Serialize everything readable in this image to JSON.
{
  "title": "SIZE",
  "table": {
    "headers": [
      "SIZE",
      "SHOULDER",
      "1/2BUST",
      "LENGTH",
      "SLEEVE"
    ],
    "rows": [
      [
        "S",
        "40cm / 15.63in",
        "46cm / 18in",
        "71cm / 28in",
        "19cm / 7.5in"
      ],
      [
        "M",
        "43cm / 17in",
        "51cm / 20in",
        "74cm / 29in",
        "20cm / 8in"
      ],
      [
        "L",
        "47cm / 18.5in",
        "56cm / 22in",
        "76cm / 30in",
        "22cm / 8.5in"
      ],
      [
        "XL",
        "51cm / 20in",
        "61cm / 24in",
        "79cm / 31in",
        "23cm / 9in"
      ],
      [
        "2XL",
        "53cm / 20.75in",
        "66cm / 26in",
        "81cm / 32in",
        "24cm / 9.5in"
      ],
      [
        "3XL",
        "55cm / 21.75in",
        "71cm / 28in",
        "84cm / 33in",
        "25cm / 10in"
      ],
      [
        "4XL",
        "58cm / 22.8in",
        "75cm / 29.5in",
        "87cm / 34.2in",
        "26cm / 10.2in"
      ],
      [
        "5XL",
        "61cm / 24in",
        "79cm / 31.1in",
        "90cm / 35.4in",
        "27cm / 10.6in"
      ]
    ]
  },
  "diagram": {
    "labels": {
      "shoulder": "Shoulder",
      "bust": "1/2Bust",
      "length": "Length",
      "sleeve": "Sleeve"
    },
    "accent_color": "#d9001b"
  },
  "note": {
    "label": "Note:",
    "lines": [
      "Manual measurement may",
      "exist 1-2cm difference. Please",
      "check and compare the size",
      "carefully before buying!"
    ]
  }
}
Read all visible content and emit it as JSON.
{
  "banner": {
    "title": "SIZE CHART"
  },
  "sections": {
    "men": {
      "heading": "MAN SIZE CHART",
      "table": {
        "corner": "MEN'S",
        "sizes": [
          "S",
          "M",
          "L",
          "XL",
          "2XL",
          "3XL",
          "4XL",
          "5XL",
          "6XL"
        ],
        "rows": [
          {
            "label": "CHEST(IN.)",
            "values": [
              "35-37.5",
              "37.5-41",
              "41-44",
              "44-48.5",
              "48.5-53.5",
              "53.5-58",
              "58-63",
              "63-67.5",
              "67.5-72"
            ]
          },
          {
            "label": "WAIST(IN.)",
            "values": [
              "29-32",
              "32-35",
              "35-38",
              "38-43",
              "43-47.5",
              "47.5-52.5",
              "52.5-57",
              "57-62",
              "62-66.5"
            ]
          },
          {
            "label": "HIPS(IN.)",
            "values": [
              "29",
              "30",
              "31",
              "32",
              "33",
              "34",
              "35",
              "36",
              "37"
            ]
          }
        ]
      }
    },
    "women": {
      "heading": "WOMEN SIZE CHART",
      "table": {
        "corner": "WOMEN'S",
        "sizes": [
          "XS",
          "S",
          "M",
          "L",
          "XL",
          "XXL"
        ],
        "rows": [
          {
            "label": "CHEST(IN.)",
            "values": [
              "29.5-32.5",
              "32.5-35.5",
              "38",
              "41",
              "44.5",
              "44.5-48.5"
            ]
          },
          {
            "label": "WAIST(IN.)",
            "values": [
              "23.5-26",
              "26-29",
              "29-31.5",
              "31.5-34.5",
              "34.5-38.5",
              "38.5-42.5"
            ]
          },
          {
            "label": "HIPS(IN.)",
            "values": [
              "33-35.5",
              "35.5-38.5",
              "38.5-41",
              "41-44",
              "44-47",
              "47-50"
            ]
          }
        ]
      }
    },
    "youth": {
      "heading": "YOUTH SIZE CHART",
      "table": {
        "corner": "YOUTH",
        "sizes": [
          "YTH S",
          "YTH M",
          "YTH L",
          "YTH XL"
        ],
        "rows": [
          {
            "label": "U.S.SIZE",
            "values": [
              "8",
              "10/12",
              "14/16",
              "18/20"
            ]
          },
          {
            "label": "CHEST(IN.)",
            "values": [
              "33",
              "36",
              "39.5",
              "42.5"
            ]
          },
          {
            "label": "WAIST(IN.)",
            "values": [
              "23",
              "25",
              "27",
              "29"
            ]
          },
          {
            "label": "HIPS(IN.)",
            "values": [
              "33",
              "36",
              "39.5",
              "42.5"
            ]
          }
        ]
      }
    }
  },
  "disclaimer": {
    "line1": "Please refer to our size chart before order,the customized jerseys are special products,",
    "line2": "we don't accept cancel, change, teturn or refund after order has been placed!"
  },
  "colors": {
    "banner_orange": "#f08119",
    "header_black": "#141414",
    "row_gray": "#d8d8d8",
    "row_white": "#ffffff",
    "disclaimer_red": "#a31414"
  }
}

**GIVEN TASK**
Each line of the material should be echoed exactly.

**FULL RESPONSE**
Serialize everything readable in this image to JSON.
{
  "title": "SIZE",
  "table": {
    "headers": [
      "SIZE",
      "SHOULDER",
      "1/2BUST",
      "LENGTH",
      "SLEEVE"
    ],
    "rows": [
      [
        "S",
        "40cm / 15.63in",
        "46cm / 18in",
        "71cm / 28in",
        "19cm / 7.5in"
      ],
      [
        "M",
        "43cm / 17in",
        "51cm / 20in",
        "74cm / 29in",
        "20cm / 8in"
      ],
      [
        "L",
        "47cm / 18.5in",
        "56cm / 22in",
        "76cm / 30in",
        "22cm / 8.5in"
      ],
      [
        "XL",
        "51cm / 20in",
        "61cm / 24in",
        "79cm / 31in",
        "23cm / 9in"
      ],
      [
        "2XL",
        "53cm / 20.75in",
        "66cm / 26in",
        "81cm / 32in",
        "24cm / 9.5in"
      ],
      [
        "3XL",
        "55cm / 21.75in",
        "71cm / 28in",
        "84cm / 33in",
        "25cm / 10in"
      ],
      [
        "4XL",
        "58cm / 22.8in",
        "75cm / 29.5in",
        "87cm / 34.2in",
        "26cm / 10.2in"
      ],
      [
        "5XL",
        "61cm / 24in",
        "79cm / 31.1in",
        "90cm / 35.4in",
        "27cm / 10.6in"
      ]
    ]
  },
  "diagram": {
    "labels": {
      "shoulder": "Shoulder",
      "bust": "1/2Bust",
      "length": "Length",
      "sleeve": "Sleeve"
    },
    "accent_color": "#d9001b"
  },
  "note": {
    "label": "Note:",
    "lines": [
      "Manual measurement may",
      "exist 1-2cm difference. Please",
      "check and compare the size",
      "carefully before buying!"
    ]
  }
}
Read all visible content and emit it as JSON.
{
  "banner": {
    "title": "SIZE CHART"
  },
  "sections": {
    "men": {
      "heading": "MAN SIZE CHART",
      "table": {
        "corner": "MEN'S",
        "sizes": [
          "S",
          "M",
          "L",
          "XL",
          "2XL",
          "3XL",
          "4XL",
          "5XL",
          "6XL"
        ],
        "rows": [
          {
            "label": "CHEST(IN.)",
            "values": [
              "35-37.5",
              "37.5-41",
              "41-44",
              "44-48.5",
              "48.5-53.5",
              "53.5-58",
              "58-63",
              "63-67.5",
              "67.5-72"
            ]
          },
          {
            "label": "WAIST(IN.)",
            "values": [
              "29-32",
              "32-35",
              "35-38",
              "38-43",
              "43-47.5",
              "47.5-52.5",
              "52.5-57",
              "57-62",
              "62-66.5"
            ]
          },
          {
            "label": "HIPS(IN.)",
            "values": [
              "29",
              "30",
              "31",
              "32",
              "33",
              "34",
              "35",
              "36",
              "37"
            ]
          }
        ]
      }
    },
    "women": {
      "heading": "WOMEN SIZE CHART",
      "table": {
        "corner": "WOMEN'S",
        "sizes": [
          "XS",
          "S",
          "M",
          "L",
          "XL",
          "XXL"
        ],
        "rows": [
          {
            "label": "CHEST(IN.)",
            "values": [
              "29.5-32.5",
              "32.5-35.5",
              "38",
              "41",
              "44.5",
              "44.5-48.5"
            ]
          },
          {
            "label": "WAIST(IN.)",
            "values": [
              "23.5-26",
              "26-29",
              "29-31.5",
              "31.5-34.5",
              "34.5-38.5",
              "38.5-42.5"
            ]
          },
          {
            "label": "HIPS(IN.)",
            "values": [
              "33-35.5",
              "35.5-38.5",
              "38.5-41",
              "41-44",
              "44-47",
              "47-50"
            ]
          }
        ]
      }
    },
    "youth": {
      "heading": "YOUTH SIZE CHART",
      "table": {
        "corner": "YOUTH",
        "sizes": [
          "YTH S",
          "YTH M",
          "YTH L",
          "YTH XL"
        ],
        "rows": [
          {
            "label": "U.S.SIZE",
            "values": [
              "8",
              "10/12",
              "14/16",
              "18/20"
            ]
          },
          {
            "label": "CHEST(IN.)",
            "values": [
              "33",
              "36",
              "39.5",
              "42.5"
            ]
          },
          {
            "label": "WAIST(IN.)",
            "values": [
              "23",
              "25",
              "27",
              "29"
            ]
          },
          {
            "label": "HIPS(IN.)",
            "values": [
              "33",
              "36",
              "39.5",
              "42.5"
            ]
          }
        ]
      }
    }
  },
  "disclaimer": {
    "line1": "Please refer to our size chart before order,the customized jerseys are special products,",
    "line2": "we don't accept cancel, change, teturn or refund after order has been placed!"
  },
  "colors": {
    "banner_orange": "#f08119",
    "header_black": "#141414",
    "row_gray": "#d8d8d8",
    "row_white": "#ffffff",
    "disclaimer_red": "#a31414"
  }
}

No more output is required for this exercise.